Give the number of lines holding the string "with" and nothing more.

> _Recorded data_:
———

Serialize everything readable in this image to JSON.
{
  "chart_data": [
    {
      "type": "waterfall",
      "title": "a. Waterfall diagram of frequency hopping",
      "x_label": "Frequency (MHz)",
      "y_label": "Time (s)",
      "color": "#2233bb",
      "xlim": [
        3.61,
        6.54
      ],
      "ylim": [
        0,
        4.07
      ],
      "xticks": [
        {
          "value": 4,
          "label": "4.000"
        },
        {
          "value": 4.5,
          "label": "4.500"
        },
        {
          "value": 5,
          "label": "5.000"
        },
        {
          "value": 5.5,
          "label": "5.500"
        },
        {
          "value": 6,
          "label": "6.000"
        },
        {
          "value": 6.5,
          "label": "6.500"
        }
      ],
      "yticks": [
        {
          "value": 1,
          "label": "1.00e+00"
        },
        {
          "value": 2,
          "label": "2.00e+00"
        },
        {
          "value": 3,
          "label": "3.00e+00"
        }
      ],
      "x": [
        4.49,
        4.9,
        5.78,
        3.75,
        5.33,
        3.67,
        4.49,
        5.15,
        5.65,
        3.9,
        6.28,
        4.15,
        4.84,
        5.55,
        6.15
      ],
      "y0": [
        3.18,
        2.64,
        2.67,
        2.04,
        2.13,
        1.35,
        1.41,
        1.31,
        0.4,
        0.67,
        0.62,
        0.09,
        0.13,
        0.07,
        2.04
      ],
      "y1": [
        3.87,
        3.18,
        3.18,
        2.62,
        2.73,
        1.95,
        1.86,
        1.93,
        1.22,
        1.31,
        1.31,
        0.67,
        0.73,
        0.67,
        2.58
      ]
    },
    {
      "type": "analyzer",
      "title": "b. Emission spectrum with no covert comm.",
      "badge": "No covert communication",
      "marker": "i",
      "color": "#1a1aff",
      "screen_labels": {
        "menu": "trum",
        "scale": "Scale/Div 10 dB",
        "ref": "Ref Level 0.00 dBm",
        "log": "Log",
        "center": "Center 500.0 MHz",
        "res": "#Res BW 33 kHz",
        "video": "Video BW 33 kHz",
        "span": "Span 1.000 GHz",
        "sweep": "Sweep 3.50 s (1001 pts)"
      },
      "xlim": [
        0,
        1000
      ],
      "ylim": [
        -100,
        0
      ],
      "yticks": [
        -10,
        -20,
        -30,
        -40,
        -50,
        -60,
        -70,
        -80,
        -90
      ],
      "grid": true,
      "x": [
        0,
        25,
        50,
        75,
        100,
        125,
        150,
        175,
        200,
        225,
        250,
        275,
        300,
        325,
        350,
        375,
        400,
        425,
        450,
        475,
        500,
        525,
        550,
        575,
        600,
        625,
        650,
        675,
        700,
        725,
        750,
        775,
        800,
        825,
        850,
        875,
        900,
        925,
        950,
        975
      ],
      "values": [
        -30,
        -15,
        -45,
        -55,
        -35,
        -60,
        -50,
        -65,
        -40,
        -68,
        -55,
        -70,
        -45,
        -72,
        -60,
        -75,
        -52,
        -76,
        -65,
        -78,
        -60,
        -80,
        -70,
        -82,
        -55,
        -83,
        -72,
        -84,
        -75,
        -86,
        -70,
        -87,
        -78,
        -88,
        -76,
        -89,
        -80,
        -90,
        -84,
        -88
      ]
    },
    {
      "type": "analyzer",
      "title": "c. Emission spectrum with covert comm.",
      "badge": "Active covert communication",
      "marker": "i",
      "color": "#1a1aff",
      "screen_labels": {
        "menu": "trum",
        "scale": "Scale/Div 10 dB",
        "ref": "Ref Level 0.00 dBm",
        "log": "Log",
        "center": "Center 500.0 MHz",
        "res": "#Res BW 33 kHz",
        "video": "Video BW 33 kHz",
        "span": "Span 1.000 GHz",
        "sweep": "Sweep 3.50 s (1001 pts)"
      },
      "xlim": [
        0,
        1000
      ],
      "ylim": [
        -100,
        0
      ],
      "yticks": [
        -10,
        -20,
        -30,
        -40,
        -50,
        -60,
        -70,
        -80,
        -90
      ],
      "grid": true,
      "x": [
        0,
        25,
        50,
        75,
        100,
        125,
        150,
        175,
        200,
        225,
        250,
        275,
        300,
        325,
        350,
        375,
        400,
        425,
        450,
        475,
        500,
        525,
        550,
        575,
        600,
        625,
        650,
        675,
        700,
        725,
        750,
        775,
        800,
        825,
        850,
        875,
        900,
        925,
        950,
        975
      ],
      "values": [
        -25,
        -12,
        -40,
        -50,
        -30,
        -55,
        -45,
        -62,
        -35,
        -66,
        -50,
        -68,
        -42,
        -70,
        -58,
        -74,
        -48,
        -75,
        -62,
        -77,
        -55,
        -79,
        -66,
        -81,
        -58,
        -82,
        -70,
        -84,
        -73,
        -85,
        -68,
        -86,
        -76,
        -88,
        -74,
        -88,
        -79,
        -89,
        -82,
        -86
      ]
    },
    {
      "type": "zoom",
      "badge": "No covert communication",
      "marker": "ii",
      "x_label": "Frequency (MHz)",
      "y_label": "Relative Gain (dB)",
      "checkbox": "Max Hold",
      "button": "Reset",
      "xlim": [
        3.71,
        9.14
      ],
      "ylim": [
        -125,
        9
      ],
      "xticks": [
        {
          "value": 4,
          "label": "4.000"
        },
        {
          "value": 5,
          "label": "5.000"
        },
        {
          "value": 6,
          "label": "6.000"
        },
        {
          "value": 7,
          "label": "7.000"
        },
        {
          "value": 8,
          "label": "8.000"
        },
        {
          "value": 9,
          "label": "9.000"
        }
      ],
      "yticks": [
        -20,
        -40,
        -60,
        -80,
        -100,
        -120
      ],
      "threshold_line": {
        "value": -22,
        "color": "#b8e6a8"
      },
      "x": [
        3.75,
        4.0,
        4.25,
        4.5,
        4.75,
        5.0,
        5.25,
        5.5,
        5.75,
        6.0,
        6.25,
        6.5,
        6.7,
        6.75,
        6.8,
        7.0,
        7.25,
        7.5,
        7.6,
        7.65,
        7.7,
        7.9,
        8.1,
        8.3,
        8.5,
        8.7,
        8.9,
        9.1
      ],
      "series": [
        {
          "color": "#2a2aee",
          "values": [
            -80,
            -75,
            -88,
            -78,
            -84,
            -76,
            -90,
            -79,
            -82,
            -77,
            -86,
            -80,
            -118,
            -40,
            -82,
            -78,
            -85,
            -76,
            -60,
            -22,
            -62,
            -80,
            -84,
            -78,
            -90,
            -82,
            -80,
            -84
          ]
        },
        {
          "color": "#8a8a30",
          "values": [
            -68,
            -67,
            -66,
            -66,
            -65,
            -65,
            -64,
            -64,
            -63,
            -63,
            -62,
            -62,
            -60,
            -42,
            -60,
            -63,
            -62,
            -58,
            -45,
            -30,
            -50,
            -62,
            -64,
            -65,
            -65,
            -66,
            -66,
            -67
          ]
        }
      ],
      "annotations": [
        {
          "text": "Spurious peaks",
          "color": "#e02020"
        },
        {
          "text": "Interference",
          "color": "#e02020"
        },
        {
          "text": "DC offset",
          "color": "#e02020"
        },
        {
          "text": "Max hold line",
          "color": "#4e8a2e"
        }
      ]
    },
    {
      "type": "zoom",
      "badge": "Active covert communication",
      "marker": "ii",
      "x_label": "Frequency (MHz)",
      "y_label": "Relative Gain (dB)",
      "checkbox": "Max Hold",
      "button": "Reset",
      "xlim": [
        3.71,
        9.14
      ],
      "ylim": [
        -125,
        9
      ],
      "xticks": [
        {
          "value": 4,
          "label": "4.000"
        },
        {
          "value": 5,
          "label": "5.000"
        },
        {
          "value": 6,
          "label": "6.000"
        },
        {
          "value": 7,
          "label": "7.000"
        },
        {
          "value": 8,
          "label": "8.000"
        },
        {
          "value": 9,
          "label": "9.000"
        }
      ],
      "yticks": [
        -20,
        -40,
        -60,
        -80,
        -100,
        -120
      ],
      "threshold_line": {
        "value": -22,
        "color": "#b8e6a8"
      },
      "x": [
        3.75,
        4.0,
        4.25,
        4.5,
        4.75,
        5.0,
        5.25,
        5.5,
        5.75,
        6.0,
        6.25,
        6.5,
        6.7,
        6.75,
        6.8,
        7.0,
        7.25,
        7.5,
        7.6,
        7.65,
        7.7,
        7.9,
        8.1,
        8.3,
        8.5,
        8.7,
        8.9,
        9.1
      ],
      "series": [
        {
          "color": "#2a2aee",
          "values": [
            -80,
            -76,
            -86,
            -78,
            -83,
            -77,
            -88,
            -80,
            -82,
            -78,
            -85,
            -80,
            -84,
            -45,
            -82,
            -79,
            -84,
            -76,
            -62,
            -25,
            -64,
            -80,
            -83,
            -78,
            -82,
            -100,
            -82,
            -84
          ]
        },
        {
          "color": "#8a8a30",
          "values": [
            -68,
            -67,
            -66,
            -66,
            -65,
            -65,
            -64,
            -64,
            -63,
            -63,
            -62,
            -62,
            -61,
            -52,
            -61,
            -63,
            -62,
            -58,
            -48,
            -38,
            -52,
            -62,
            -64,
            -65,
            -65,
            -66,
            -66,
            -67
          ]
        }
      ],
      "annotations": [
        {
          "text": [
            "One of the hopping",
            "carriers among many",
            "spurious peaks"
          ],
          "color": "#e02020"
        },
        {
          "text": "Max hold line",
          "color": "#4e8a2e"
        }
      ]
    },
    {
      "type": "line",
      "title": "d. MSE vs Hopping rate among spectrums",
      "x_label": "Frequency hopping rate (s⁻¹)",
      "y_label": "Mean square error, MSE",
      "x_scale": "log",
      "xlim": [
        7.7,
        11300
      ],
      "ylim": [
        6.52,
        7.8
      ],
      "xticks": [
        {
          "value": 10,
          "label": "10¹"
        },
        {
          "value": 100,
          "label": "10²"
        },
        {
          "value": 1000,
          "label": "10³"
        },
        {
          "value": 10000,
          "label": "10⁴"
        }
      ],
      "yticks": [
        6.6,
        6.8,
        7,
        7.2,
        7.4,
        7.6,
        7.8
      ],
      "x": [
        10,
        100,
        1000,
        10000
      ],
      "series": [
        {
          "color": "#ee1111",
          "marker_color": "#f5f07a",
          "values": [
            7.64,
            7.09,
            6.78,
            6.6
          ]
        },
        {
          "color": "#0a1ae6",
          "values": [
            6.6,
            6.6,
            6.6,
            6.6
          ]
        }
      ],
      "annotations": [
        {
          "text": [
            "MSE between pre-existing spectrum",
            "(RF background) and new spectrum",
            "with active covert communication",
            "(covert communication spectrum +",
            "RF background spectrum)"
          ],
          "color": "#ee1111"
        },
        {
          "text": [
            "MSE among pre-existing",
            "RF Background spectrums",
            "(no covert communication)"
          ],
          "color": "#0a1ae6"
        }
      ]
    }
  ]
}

———

> _Finished task_: 3